** Directions for this task **
Reproduce the records exactly.

****************************************

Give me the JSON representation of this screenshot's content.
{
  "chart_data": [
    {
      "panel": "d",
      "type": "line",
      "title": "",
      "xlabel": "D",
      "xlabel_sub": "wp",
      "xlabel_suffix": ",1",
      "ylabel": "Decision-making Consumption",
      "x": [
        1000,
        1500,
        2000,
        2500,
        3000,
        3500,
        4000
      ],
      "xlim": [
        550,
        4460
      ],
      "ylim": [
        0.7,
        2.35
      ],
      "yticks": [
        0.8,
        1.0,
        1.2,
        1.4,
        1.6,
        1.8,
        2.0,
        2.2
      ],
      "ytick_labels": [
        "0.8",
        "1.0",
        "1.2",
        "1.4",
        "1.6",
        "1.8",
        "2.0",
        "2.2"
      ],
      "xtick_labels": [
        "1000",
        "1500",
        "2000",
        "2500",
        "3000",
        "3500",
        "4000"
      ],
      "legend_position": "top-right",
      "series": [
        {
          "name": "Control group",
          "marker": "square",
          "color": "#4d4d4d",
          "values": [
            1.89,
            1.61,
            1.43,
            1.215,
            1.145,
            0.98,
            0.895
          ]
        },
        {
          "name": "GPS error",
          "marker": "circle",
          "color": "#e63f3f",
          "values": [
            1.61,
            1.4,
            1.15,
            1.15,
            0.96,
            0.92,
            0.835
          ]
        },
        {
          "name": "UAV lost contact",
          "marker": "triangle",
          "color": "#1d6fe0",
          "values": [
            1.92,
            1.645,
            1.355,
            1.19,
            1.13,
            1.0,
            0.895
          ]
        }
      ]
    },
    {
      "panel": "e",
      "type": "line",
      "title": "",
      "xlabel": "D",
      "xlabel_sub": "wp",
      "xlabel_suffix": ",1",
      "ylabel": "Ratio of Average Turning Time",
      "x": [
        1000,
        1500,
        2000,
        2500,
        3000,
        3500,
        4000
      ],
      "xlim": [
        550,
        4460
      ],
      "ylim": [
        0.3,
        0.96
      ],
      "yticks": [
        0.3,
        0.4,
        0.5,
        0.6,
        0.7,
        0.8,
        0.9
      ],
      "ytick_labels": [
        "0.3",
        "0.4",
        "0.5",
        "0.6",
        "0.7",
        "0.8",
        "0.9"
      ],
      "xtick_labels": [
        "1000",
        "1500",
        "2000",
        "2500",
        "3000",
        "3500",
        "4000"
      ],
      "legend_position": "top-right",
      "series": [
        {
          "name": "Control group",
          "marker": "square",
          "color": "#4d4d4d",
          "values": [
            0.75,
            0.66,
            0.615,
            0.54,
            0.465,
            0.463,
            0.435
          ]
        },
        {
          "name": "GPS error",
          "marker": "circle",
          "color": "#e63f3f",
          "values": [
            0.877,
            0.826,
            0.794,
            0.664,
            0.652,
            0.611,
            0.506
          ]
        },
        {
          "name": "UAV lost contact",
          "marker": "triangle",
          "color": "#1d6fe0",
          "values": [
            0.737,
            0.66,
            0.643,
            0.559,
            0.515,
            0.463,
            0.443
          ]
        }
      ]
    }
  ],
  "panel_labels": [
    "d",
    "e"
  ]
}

****************************************

** Task output **
Give me the JSON representation of this screenshot's content.
{
  "chart_data": [
    {
      "panel": "d",
      "type": "line",
      "title": "",
      "xlabel": "D",
      "xlabel_sub": "wp",
      "xlabel_suffix": ",1",
      "ylabel": "Decision-making Consumption",
      "x": [
        1000,
        1500,
        2000,
        2500,
        3000,
        3500,
        4000
      ],
      "xlim": [
        550,
        4460
      ],
      "ylim": [
        0.7,
        2.35
      ],
      "yticks": [
        0.8,
        1.0,
        1.2,
        1.4,
        1.6,
        1.8,
        2.0,
        2.2
      ],
      "ytick_labels": [
        "0.8",
        "1.0",
        "1.2",
        "1.4",
        "1.6",
        "1.8",
        "2.0",
        "2.2"
      ],
      "xtick_labels": [
        "1000",
        "1500",
        "2000",
        "2500",
        "3000",
        "3500",
        "4000"
      ],
      "legend_position": "top-right",
      "series": [
        {
          "name": "Control group",
          "marker": "square",
          "color": "#4d4d4d",
          "values": [
            1.89,
            1.61,
            1.43,
            1.215,
            1.145,
            0.98,
            0.895
          ]
        },
        {
          "name": "GPS error",
          "marker": "circle",
          "color": "#e63f3f",
          "values": [
            1.61,
            1.4,
            1.15,
            1.15,
            0.96,
            0.92,
            0.835
          ]
        },
        {
          "name": "UAV lost contact",
          "marker": "triangle",
          "color": "#1d6fe0",
          "values": [
            1.92,
            1.645,
            1.355,
            1.19,
            1.13,
            1.0,
            0.895
          ]
        }
      ]
    },
    {
      "panel": "e",
      "type": "line",
      "title": "",
      "xlabel": "D",
      "xlabel_sub": "wp",
      "xlabel_suffix": ",1",
      "ylabel": "Ratio of Average Turning Time",
      "x": [
        1000,
        1500,
        2000,
        2500,
        3000,
        3500,
        4000
      ],
      "xlim": [
        550,
        4460
      ],
      "ylim": [
        0.3,
        0.96
      ],
      "yticks": [
        0.3,
        0.4,
        0.5,
        0.6,
        0.7,
        0.8,
        0.9
      ],
      "ytick_labels": [
        "0.3",
        "0.4",
        "0.5",
        "0.6",
        "0.7",
        "0.8",
        "0.9"
      ],
      "xtick_labels": [
        "1000",
        "1500",
        "2000",
        "2500",
        "3000",
        "3500",
        "4000"
      ],
      "legend_position": "top-right",
      "series": [
        {
          "name": "Control group",
          "marker": "square",
          "color": "#4d4d4d",
          "values": [
            0.75,
            0.66,
            0.615,
            0.54,
            0.465,
            0.463,
            0.435
          ]
        },
        {
          "name": "GPS error",
          "marker": "circle",
          "color": "#e63f3f",
          "values": [
            0.877,
            0.826,
            0.794,
            0.664,
            0.652,
            0.611,
            0.506
          ]
        },
        {
          "name": "UAV lost contact",
          "marker": "triangle",
          "color": "#1d6fe0",
          "values": [
            0.737,
            0.66,
            0.643,
            0.559,
            0.515,
            0.463,
            0.443
          ]
        }
      ]
    }
  ],
  "panel_labels": [
    "d",
    "e"
  ]
}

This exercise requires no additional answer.